■ ROWS ■
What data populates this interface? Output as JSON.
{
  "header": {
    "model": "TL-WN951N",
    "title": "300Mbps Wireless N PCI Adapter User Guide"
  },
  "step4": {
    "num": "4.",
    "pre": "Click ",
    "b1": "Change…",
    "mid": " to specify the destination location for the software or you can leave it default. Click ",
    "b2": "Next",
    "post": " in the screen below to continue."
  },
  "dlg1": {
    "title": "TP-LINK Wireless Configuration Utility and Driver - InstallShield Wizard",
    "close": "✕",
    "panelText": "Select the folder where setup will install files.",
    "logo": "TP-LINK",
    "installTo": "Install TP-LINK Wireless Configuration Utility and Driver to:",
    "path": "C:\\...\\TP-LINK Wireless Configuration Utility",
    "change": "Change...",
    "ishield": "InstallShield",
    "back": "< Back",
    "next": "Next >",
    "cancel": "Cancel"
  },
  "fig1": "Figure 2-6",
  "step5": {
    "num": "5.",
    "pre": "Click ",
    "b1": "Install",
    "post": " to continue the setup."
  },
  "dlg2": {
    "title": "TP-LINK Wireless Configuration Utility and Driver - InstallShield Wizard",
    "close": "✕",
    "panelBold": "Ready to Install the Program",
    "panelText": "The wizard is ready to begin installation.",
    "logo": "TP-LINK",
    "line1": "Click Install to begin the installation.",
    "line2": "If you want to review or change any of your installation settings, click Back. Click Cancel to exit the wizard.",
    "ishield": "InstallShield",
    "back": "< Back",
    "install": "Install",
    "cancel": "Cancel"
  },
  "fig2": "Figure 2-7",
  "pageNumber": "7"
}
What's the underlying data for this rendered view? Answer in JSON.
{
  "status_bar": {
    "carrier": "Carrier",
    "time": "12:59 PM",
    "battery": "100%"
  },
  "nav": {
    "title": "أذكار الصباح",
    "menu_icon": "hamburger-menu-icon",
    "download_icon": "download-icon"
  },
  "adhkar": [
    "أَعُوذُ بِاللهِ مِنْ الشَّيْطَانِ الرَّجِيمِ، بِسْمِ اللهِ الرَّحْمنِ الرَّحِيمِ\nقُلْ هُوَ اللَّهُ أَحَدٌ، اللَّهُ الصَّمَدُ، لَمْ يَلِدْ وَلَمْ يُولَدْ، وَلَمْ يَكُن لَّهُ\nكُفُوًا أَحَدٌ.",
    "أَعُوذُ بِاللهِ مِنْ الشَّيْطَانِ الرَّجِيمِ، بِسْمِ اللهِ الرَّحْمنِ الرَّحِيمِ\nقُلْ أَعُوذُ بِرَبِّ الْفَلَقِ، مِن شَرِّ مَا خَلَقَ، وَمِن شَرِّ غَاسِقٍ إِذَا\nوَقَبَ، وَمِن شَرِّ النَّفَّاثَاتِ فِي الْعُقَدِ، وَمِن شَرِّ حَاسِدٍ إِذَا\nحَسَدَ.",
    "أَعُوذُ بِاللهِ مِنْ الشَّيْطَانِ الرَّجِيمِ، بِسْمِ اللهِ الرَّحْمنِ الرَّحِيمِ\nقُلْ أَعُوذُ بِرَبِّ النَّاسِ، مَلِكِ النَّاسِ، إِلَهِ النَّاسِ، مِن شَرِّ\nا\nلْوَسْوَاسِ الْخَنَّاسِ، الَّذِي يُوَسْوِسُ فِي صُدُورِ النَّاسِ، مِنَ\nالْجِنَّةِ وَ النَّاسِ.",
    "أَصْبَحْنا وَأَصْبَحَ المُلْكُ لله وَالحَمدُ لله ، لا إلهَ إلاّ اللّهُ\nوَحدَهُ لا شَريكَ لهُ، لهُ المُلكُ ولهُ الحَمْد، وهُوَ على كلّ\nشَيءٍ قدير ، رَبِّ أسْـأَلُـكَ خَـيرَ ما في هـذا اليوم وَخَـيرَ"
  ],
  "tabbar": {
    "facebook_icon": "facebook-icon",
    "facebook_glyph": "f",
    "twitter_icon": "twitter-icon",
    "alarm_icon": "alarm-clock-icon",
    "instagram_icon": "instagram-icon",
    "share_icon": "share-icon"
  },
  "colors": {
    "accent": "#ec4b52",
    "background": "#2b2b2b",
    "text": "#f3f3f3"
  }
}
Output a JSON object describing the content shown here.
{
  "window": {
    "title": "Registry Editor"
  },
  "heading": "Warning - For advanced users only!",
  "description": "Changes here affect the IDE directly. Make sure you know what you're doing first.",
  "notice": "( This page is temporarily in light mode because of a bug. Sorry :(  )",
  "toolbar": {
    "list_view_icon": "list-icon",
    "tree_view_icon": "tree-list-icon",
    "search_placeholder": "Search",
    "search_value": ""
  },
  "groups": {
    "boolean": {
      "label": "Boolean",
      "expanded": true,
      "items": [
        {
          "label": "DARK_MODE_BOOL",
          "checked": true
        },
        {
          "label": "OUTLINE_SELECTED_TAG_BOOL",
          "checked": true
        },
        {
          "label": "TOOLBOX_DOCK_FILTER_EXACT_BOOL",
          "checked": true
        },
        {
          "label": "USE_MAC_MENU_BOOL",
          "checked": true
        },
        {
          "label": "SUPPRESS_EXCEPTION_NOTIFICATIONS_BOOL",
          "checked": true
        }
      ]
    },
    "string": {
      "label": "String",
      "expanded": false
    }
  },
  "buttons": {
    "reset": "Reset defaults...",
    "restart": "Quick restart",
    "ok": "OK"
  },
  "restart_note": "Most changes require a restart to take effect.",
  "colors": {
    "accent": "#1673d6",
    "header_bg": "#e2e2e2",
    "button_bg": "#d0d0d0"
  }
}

■ OBJECTIVE ■
Your task is to reproduce all of the records exactly.

■ TASK RESULT ■
What data populates this interface? Output as JSON.
{
  "header": {
    "model": "TL-WN951N",
    "title": "300Mbps Wireless N PCI Adapter User Guide"
  },
  "step4": {
    "num": "4.",
    "pre": "Click ",
    "b1": "Change…",
    "mid": " to specify the destination location for the software or you can leave it default. Click ",
    "b2": "Next",
    "post": " in the screen below to continue."
  },
  "dlg1": {
    "title": "TP-LINK Wireless Configuration Utility and Driver - InstallShield Wizard",
    "close": "✕",
    "panelText": "Select the folder where setup will install files.",
    "logo": "TP-LINK",
    "installTo": "Install TP-LINK Wireless Configuration Utility and Driver to:",
    "path": "C:\\...\\TP-LINK Wireless Configuration Utility",
    "change": "Change...",
    "ishield": "InstallShield",
    "back": "< Back",
    "next": "Next >",
    "cancel": "Cancel"
  },
  "fig1": "Figure 2-6",
  "step5": {
    "num": "5.",
    "pre": "Click ",
    "b1": "Install",
    "post": " to continue the setup."
  },
  "dlg2": {
    "title": "TP-LINK Wireless Configuration Utility and Driver - InstallShield Wizard",
    "close": "✕",
    "panelBold": "Ready to Install the Program",
    "panelText": "The wizard is ready to begin installation.",
    "logo": "TP-LINK",
    "line1": "Click Install to begin the installation.",
    "line2": "If you want to review or change any of your installation settings, click Back. Click Cancel to exit the wizard.",
    "ishield": "InstallShield",
    "back": "< Back",
    "install": "Install",
    "cancel": "Cancel"
  },
  "fig2": "Figure 2-7",
  "pageNumber": "7"
}
What's the underlying data for this rendered view? Answer in JSON.
{
  "status_bar": {
    "carrier": "Carrier",
    "time": "12:59 PM",
    "battery": "100%"
  },
  "nav": {
    "title": "أذكار الصباح",
    "menu_icon": "hamburger-menu-icon",
    "download_icon": "download-icon"
  },
  "adhkar": [
    "أَعُوذُ بِاللهِ مِنْ الشَّيْطَانِ الرَّجِيمِ، بِسْمِ اللهِ الرَّحْمنِ الرَّحِيمِ\nقُلْ هُوَ اللَّهُ أَحَدٌ، اللَّهُ الصَّمَدُ، لَمْ يَلِدْ وَلَمْ يُولَدْ، وَلَمْ يَكُن لَّهُ\nكُفُوًا أَحَدٌ.",
    "أَعُوذُ بِاللهِ مِنْ الشَّيْطَانِ الرَّجِيمِ، بِسْمِ اللهِ الرَّحْمنِ الرَّحِيمِ\nقُلْ أَعُوذُ بِرَبِّ الْفَلَقِ، مِن شَرِّ مَا خَلَقَ، وَمِن شَرِّ غَاسِقٍ إِذَا\nوَقَبَ، وَمِن شَرِّ النَّفَّاثَاتِ فِي الْعُقَدِ، وَمِن شَرِّ حَاسِدٍ إِذَا\nحَسَدَ.",
    "أَعُوذُ بِاللهِ مِنْ الشَّيْطَانِ الرَّجِيمِ، بِسْمِ اللهِ الرَّحْمنِ الرَّحِيمِ\nقُلْ أَعُوذُ بِرَبِّ النَّاسِ، مَلِكِ النَّاسِ، إِلَهِ النَّاسِ، مِن شَرِّ\nا\nلْوَسْوَاسِ الْخَنَّاسِ، الَّذِي يُوَسْوِسُ فِي صُدُورِ النَّاسِ، مِنَ\nالْجِنَّةِ وَ النَّاسِ.",
    "أَصْبَحْنا وَأَصْبَحَ المُلْكُ لله وَالحَمدُ لله ، لا إلهَ إلاّ اللّهُ\nوَحدَهُ لا شَريكَ لهُ، لهُ المُلكُ ولهُ الحَمْد، وهُوَ على كلّ\nشَيءٍ قدير ، رَبِّ أسْـأَلُـكَ خَـيرَ ما في هـذا اليوم وَخَـيرَ"
  ],
  "tabbar": {
    "facebook_icon": "facebook-icon",
    "facebook_glyph": "f",
    "twitter_icon": "twitter-icon",
    "alarm_icon": "alarm-clock-icon",
    "instagram_icon": "instagram-icon",
    "share_icon": "share-icon"
  },
  "colors": {
    "accent": "#ec4b52",
    "background": "#2b2b2b",
    "text": "#f3f3f3"
  }
}
Output a JSON object describing the content shown here.
{
  "window": {
    "title": "Registry Editor"
  },
  "heading": "Warning - For advanced users only!",
  "description": "Changes here affect the IDE directly. Make sure you know what you're doing first.",
  "notice": "( This page is temporarily in light mode because of a bug. Sorry :(  )",
  "toolbar": {
    "list_view_icon": "list-icon",
    "tree_view_icon": "tree-list-icon",
    "search_placeholder": "Search",
    "search_value": ""
  },
  "groups": {
    "boolean": {
      "label": "Boolean",
      "expanded": true,
      "items": [
        {
          "label": "DARK_MODE_BOOL",
          "checked": true
        },
        {
          "label": "OUTLINE_SELECTED_TAG_BOOL",
          "checked": true
        },
        {
          "label": "TOOLBOX_DOCK_FILTER_EXACT_BOOL",
          "checked": true
        },
        {
          "label": "USE_MAC_MENU_BOOL",
          "checked": true
        },
        {
          "label": "SUPPRESS_EXCEPTION_NOTIFICATIONS_BOOL",
          "checked": true
        }
      ]
    },
    "string": {
      "label": "String",
      "expanded": false
    }
  },
  "buttons": {
    "reset": "Reset defaults...",
    "restart": "Quick restart",
    "ok": "OK"
  },
  "restart_note": "Most changes require a restart to take effect.",
  "colors": {
    "accent": "#1673d6",
    "header_bg": "#e2e2e2",
    "button_bg": "#d0d0d0"
  }
}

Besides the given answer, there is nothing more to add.